▶ [What the task requires]:
From the listing below, pull each line that includes "this".

(Extracts from a graphics dataset)
********

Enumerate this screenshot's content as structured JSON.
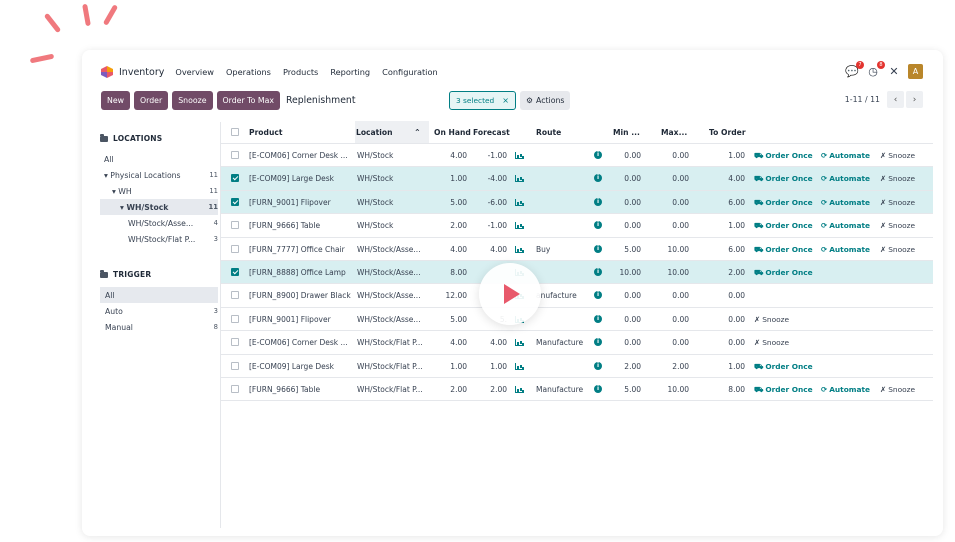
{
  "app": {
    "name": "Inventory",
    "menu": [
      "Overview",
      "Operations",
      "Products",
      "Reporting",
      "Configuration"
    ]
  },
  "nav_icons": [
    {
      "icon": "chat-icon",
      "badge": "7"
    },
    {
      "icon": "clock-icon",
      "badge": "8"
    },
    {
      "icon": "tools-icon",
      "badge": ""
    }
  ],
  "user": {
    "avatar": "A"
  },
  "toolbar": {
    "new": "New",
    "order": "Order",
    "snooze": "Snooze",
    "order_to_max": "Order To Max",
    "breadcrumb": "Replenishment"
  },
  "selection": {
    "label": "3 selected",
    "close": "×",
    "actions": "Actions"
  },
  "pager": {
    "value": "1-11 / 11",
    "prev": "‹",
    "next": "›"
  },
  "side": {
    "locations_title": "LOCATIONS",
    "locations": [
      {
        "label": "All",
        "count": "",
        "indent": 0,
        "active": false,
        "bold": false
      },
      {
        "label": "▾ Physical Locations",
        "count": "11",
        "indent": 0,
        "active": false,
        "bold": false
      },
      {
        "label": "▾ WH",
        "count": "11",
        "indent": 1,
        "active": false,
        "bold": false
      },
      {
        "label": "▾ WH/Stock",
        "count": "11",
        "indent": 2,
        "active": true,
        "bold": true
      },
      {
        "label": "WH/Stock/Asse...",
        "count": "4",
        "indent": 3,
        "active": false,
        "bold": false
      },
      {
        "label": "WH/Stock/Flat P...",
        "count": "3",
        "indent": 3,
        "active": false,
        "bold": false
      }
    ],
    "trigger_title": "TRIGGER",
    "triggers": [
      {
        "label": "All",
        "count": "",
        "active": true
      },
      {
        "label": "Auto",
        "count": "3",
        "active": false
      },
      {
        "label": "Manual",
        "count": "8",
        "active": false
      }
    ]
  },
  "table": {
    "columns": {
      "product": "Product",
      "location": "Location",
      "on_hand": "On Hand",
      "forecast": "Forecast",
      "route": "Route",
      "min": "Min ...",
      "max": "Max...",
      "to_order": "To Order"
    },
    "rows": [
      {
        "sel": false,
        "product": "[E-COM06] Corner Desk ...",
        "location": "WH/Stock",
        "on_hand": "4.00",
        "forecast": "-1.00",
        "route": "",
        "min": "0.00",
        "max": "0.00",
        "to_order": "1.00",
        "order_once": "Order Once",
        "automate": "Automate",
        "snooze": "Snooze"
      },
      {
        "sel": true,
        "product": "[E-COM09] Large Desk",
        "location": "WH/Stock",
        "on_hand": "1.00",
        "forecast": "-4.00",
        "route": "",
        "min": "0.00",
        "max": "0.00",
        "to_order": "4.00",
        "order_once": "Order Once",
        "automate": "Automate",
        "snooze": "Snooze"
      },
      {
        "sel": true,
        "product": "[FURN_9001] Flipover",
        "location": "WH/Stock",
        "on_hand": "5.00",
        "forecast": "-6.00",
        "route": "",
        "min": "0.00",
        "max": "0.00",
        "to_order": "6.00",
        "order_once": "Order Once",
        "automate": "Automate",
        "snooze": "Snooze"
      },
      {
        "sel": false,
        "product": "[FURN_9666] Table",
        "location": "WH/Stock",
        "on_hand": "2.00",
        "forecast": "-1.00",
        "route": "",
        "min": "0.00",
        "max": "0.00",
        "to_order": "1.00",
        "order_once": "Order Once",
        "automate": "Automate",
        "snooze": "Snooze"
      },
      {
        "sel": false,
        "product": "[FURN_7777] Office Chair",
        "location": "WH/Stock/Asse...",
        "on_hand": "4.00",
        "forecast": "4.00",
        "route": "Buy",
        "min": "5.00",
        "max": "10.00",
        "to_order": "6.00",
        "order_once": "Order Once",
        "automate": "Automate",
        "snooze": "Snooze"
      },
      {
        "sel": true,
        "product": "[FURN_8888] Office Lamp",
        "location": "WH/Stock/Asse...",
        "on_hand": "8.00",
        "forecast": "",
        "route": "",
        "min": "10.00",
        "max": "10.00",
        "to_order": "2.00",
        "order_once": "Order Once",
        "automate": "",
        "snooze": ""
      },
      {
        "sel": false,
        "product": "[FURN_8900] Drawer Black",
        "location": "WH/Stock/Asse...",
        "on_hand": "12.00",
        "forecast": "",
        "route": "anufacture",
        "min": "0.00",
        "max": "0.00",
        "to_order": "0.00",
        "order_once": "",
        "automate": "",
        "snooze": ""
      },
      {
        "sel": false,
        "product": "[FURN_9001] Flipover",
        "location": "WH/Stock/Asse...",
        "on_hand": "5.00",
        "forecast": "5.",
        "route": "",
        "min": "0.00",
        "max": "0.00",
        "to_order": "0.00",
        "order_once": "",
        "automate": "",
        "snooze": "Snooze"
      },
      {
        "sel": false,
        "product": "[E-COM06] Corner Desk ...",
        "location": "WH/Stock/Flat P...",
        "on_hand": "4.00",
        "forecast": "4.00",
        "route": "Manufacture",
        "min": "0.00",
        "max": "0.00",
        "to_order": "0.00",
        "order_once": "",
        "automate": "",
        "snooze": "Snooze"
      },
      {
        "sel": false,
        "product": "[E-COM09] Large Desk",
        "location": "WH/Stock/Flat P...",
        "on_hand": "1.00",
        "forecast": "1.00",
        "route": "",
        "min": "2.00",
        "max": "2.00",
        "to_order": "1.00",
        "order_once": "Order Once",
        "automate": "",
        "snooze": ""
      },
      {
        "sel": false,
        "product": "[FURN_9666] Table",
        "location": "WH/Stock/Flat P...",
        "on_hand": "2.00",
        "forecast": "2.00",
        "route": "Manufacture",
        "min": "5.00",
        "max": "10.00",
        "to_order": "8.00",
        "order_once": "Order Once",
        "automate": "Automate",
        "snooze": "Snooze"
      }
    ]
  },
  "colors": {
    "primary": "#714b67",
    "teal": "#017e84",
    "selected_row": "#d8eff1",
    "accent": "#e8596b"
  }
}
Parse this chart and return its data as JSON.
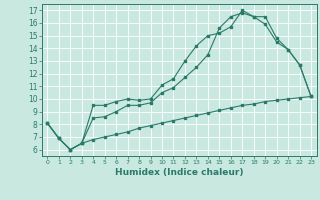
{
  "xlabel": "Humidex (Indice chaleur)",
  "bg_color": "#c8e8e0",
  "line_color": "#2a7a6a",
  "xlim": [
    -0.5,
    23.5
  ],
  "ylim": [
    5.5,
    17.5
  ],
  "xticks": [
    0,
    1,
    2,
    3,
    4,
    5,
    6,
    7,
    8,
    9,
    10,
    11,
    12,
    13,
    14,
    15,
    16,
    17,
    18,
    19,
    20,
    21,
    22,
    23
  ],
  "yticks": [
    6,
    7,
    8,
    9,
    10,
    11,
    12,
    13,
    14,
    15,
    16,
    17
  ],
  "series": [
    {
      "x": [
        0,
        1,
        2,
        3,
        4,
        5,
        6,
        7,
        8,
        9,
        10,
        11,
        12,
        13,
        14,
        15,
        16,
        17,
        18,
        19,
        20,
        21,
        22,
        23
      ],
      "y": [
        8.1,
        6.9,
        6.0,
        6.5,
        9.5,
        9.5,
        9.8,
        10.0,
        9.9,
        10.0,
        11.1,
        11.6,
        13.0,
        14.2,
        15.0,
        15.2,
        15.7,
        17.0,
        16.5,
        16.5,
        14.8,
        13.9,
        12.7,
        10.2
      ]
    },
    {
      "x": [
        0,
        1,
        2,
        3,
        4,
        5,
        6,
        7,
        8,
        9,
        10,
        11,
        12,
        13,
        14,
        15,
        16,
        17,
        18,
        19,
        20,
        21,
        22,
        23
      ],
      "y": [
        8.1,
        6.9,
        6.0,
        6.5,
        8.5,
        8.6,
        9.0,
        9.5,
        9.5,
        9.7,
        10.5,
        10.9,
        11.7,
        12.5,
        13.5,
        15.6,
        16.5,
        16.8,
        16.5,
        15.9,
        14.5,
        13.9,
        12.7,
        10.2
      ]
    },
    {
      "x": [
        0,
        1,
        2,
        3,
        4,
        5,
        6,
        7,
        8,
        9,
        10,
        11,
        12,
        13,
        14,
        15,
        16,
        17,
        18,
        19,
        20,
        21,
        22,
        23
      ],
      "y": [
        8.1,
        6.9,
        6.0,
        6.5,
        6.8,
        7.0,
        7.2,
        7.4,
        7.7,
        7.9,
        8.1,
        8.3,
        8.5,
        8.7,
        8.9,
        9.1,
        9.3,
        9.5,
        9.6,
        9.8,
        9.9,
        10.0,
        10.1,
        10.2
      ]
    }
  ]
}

********

▶ [The completed task]:
Enumerate this screenshot's content as structured JSON.
Parse this chart and return its data as JSON.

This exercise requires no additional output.